** Begin **
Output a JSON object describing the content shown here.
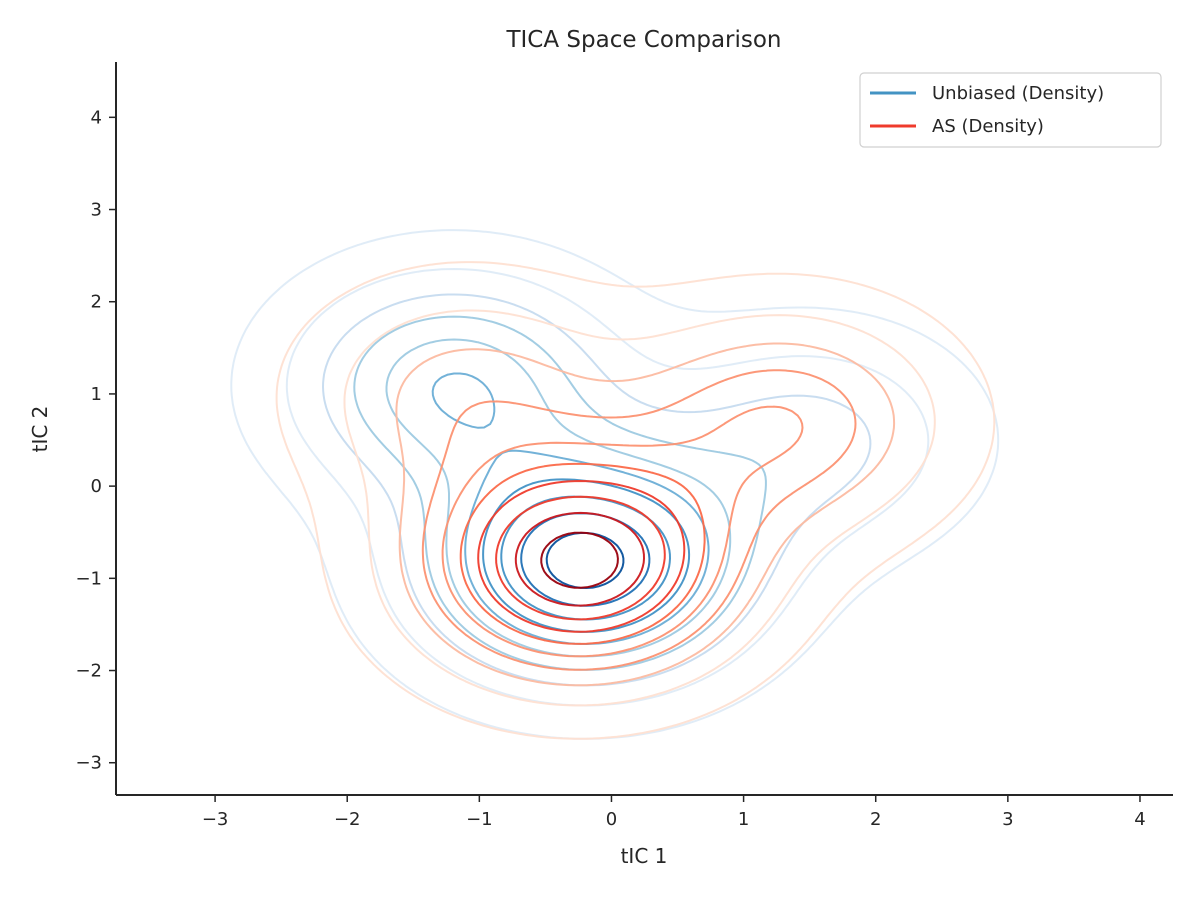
{
  "chart_data": {
    "type": "contour",
    "title": "TICA Space Comparison",
    "xlabel": "tIC 1",
    "ylabel": "tIC 2",
    "xlim": [
      -3.75,
      4.25
    ],
    "ylim": [
      -3.35,
      4.6
    ],
    "xticks": [
      -3,
      -2,
      -1,
      0,
      1,
      2,
      3,
      4
    ],
    "yticks": [
      -3,
      -2,
      -1,
      0,
      1,
      2,
      3,
      4
    ],
    "grid": false,
    "legend_position": "top-right",
    "series": [
      {
        "name": "Unbiased (Density)",
        "color": "#4393c3",
        "palette": [
          "#deebf7",
          "#c6dbef",
          "#9ecae1",
          "#6baed6",
          "#4292c6",
          "#2171b5",
          "#08519c"
        ],
        "modes": [
          {
            "x": -0.2,
            "y": -0.85,
            "weight": 1.0
          },
          {
            "x": -1.2,
            "y": 1.1,
            "weight": 0.55
          },
          {
            "x": 1.5,
            "y": 0.5,
            "weight": 0.3
          }
        ]
      },
      {
        "name": "AS (Density)",
        "color": "#ef3b2c",
        "palette": [
          "#fee0d2",
          "#fcbba1",
          "#fc9272",
          "#fb6a4a",
          "#ef3b2c",
          "#cb181d",
          "#99000d"
        ],
        "modes": [
          {
            "x": -0.25,
            "y": -0.85,
            "weight": 1.0
          },
          {
            "x": 1.3,
            "y": 0.7,
            "weight": 0.45
          },
          {
            "x": -1.1,
            "y": 1.0,
            "weight": 0.3
          }
        ]
      }
    ],
    "levels": 10
  }
}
** End **
▶ **THE TASK**: Leaving the pictures aside, transcribe the entire listing exactly.

▶ **CORRECT RESPONSE**:
Output a JSON object describing the content shown here.
{
  "chart_data": {
    "type": "contour",
    "title": "TICA Space Comparison",
    "xlabel": "tIC 1",
    "ylabel": "tIC 2",
    "xlim": [
      -3.75,
      4.25
    ],
    "ylim": [
      -3.35,
      4.6
    ],
    "xticks": [
      -3,
      -2,
      -1,
      0,
      1,
      2,
      3,
      4
    ],
    "yticks": [
      -3,
      -2,
      -1,
      0,
      1,
      2,
      3,
      4
    ],
    "grid": false,
    "legend_position": "top-right",
    "series": [
      {
        "name": "Unbiased (Density)",
        "color": "#4393c3",
        "palette": [
          "#deebf7",
          "#c6dbef",
          "#9ecae1",
          "#6baed6",
          "#4292c6",
          "#2171b5",
          "#08519c"
        ],
        "modes": [
          {
            "x": -0.2,
            "y": -0.85,
            "weight": 1.0
          },
          {
            "x": -1.2,
            "y": 1.1,
            "weight": 0.55
          },
          {
            "x": 1.5,
            "y": 0.5,
            "weight": 0.3
          }
        ]
      },
      {
        "name": "AS (Density)",
        "color": "#ef3b2c",
        "palette": [
          "#fee0d2",
          "#fcbba1",
          "#fc9272",
          "#fb6a4a",
          "#ef3b2c",
          "#cb181d",
          "#99000d"
        ],
        "modes": [
          {
            "x": -0.25,
            "y": -0.85,
            "weight": 1.0
          },
          {
            "x": 1.3,
            "y": 0.7,
            "weight": 0.45
          },
          {
            "x": -1.1,
            "y": 1.0,
            "weight": 0.3
          }
        ]
      }
    ],
    "levels": 10
  }
}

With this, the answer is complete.